=== DATASET RECORDS ===

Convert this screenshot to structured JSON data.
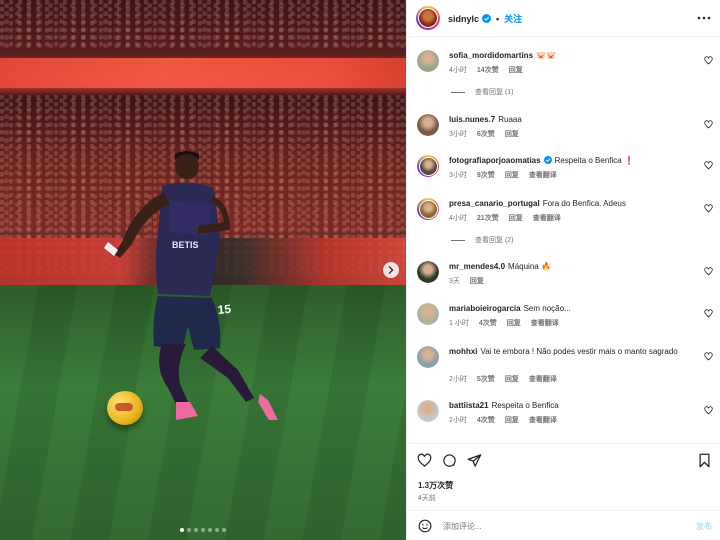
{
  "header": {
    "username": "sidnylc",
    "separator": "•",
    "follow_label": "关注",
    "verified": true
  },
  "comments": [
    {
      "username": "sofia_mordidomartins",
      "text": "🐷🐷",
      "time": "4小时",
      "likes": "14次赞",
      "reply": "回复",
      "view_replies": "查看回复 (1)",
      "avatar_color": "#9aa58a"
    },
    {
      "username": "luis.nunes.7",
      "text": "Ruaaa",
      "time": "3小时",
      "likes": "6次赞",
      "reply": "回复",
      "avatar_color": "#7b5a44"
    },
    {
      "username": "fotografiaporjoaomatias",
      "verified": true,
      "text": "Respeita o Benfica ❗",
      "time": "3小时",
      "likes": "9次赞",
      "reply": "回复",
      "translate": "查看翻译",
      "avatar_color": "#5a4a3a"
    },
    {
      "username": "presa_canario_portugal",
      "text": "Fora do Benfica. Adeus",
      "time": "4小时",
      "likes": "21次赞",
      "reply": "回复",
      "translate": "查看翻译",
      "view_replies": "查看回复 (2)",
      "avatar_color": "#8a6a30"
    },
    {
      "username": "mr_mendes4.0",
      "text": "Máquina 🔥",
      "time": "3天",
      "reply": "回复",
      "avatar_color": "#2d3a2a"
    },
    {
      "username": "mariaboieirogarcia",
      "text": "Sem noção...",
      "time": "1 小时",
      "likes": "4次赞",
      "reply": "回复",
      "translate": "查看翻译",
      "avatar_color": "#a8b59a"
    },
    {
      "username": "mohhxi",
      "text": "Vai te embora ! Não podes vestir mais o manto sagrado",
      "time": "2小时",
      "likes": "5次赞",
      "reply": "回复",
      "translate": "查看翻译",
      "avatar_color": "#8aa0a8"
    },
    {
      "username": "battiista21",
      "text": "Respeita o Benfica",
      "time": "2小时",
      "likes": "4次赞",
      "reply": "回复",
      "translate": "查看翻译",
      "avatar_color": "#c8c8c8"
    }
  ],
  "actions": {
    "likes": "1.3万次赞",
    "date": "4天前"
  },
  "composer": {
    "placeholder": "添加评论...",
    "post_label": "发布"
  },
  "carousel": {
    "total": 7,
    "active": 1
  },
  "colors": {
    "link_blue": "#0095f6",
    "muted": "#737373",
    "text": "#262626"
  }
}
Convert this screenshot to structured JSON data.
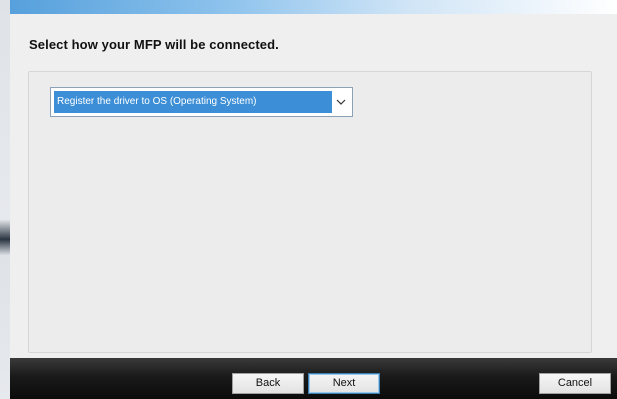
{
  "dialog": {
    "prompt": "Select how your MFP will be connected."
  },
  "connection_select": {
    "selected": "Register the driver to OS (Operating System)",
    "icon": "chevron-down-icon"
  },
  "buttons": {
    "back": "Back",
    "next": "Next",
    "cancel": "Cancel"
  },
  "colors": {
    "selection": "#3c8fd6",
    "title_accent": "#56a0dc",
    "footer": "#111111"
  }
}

===

## EXERCISE OBJECTIVE
Quote each entry above verbatim and drop the pictures.

## RESPONSE TO THE EXERCISE
Convert this screenshot to structured JSON data.
{
  "header": {
    "username": "sidnylc",
    "separator": "•",
    "follow_label": "关注",
    "verified": true
  },
  "comments": [
    {
      "username": "sofia_mordidomartins",
      "text": "🐷🐷",
      "time": "4小时",
      "likes": "14次赞",
      "reply": "回复",
      "view_replies": "查看回复 (1)",
      "avatar_color": "#9aa58a"
    },
    {
      "username": "luis.nunes.7",
      "text": "Ruaaa",
      "time": "3小时",
      "likes": "6次赞",
      "reply": "回复",
      "avatar_color": "#7b5a44"
    },
    {
      "username": "fotografiaporjoaomatias",
      "verified": true,
      "text": "Respeita o Benfica ❗",
      "time": "3小时",
      "likes": "9次赞",
      "reply": "回复",
      "translate": "查看翻译",
      "avatar_color": "#5a4a3a"
    },
    {
      "username": "presa_canario_portugal",
      "text": "Fora do Benfica. Adeus",
      "time": "4小时",
      "likes": "21次赞",
      "reply": "回复",
      "translate": "查看翻译",
      "view_replies": "查看回复 (2)",
      "avatar_color": "#8a6a30"
    },
    {
      "username": "mr_mendes4.0",
      "text": "Máquina 🔥",
      "time": "3天",
      "reply": "回复",
      "avatar_color": "#2d3a2a"
    },
    {
      "username": "mariaboieirogarcia",
      "text": "Sem noção...",
      "time": "1 小时",
      "likes": "4次赞",
      "reply": "回复",
      "translate": "查看翻译",
      "avatar_color": "#a8b59a"
    },
    {
      "username": "mohhxi",
      "text": "Vai te embora ! Não podes vestir mais o manto sagrado",
      "time": "2小时",
      "likes": "5次赞",
      "reply": "回复",
      "translate": "查看翻译",
      "avatar_color": "#8aa0a8"
    },
    {
      "username": "battiista21",
      "text": "Respeita o Benfica",
      "time": "2小时",
      "likes": "4次赞",
      "reply": "回复",
      "translate": "查看翻译",
      "avatar_color": "#c8c8c8"
    }
  ],
  "actions": {
    "likes": "1.3万次赞",
    "date": "4天前"
  },
  "composer": {
    "placeholder": "添加评论...",
    "post_label": "发布"
  },
  "carousel": {
    "total": 7,
    "active": 1
  },
  "colors": {
    "link_blue": "#0095f6",
    "muted": "#737373",
    "text": "#262626"
  }
}
Convert this screenshot to structured JSON data.
{
  "dialog": {
    "prompt": "Select how your MFP will be connected."
  },
  "connection_select": {
    "selected": "Register the driver to OS (Operating System)",
    "icon": "chevron-down-icon"
  },
  "buttons": {
    "back": "Back",
    "next": "Next",
    "cancel": "Cancel"
  },
  "colors": {
    "selection": "#3c8fd6",
    "title_accent": "#56a0dc",
    "footer": "#111111"
  }
}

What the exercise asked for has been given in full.